What is expected - Copy out every line that contains "Новая".
═════ Given records
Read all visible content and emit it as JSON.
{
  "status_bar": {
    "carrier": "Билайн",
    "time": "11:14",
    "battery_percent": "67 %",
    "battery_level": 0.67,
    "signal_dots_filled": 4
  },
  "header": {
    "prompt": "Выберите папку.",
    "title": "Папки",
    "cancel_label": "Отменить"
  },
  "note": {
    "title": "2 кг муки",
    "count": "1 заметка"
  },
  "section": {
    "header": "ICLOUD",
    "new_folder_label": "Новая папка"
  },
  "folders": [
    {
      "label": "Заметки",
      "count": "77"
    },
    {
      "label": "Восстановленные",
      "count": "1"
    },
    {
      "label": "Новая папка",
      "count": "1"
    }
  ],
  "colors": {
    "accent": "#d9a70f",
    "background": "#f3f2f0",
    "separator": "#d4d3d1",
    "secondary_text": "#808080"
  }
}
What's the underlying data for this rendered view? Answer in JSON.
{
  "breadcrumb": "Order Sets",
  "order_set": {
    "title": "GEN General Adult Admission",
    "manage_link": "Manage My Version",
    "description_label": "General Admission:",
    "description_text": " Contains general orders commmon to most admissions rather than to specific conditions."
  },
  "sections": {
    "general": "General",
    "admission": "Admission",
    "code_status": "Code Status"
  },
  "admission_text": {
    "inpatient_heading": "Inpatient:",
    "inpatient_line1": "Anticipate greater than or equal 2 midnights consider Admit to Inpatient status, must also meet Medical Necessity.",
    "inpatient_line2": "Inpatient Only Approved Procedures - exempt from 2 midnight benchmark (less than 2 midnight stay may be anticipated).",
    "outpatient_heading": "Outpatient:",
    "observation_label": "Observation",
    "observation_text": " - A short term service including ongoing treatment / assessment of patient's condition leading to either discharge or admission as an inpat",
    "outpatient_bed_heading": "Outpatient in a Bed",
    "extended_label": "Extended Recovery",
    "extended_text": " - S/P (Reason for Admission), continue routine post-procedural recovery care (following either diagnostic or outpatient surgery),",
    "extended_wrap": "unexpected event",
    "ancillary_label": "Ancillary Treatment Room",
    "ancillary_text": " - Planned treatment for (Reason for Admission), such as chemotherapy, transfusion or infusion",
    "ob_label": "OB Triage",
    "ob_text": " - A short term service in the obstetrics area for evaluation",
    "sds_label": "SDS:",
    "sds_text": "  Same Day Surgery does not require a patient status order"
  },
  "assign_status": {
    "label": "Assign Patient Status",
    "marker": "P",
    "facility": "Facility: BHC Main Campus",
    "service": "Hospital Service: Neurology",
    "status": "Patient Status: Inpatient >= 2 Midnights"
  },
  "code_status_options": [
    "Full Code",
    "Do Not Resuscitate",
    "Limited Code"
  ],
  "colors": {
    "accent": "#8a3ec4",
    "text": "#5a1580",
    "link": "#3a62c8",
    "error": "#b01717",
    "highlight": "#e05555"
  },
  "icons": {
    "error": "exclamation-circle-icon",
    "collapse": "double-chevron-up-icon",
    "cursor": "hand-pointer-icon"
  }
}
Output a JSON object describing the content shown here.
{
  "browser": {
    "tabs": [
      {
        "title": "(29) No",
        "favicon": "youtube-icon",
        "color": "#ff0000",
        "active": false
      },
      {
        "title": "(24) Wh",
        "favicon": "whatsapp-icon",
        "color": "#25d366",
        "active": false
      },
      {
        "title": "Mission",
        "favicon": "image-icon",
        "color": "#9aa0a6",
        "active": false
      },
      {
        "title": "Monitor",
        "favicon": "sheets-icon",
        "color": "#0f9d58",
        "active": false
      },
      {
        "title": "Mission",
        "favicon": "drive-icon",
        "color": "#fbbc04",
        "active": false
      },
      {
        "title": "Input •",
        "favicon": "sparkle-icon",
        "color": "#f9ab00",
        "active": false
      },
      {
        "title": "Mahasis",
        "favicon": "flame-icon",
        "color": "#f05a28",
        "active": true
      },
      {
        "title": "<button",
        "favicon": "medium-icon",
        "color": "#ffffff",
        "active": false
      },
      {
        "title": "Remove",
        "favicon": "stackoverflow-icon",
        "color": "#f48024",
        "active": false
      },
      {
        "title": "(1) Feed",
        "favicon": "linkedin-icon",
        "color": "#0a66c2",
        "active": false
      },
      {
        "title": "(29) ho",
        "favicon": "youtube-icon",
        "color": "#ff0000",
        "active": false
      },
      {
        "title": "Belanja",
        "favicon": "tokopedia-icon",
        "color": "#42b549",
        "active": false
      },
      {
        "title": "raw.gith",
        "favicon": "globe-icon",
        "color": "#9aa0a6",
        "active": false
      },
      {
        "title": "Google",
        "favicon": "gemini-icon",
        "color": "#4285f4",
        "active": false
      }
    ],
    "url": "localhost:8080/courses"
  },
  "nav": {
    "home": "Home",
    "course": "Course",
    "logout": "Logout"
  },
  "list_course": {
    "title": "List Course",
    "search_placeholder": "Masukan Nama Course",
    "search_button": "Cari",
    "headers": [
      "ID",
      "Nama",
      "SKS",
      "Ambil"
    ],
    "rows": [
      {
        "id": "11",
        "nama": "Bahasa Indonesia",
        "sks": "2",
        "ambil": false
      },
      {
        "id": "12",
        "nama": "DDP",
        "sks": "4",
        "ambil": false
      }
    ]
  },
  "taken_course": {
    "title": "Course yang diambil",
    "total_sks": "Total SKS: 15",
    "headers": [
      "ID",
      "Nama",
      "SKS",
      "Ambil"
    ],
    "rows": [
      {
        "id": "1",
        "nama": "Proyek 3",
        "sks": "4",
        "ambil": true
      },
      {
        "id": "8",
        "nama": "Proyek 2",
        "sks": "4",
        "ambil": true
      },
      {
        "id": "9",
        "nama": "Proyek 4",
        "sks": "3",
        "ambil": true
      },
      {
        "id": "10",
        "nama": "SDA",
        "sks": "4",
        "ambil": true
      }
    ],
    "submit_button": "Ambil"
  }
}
══════════
Task output -
    "new_folder_label": "Новая папка"
      "label": "Новая папка",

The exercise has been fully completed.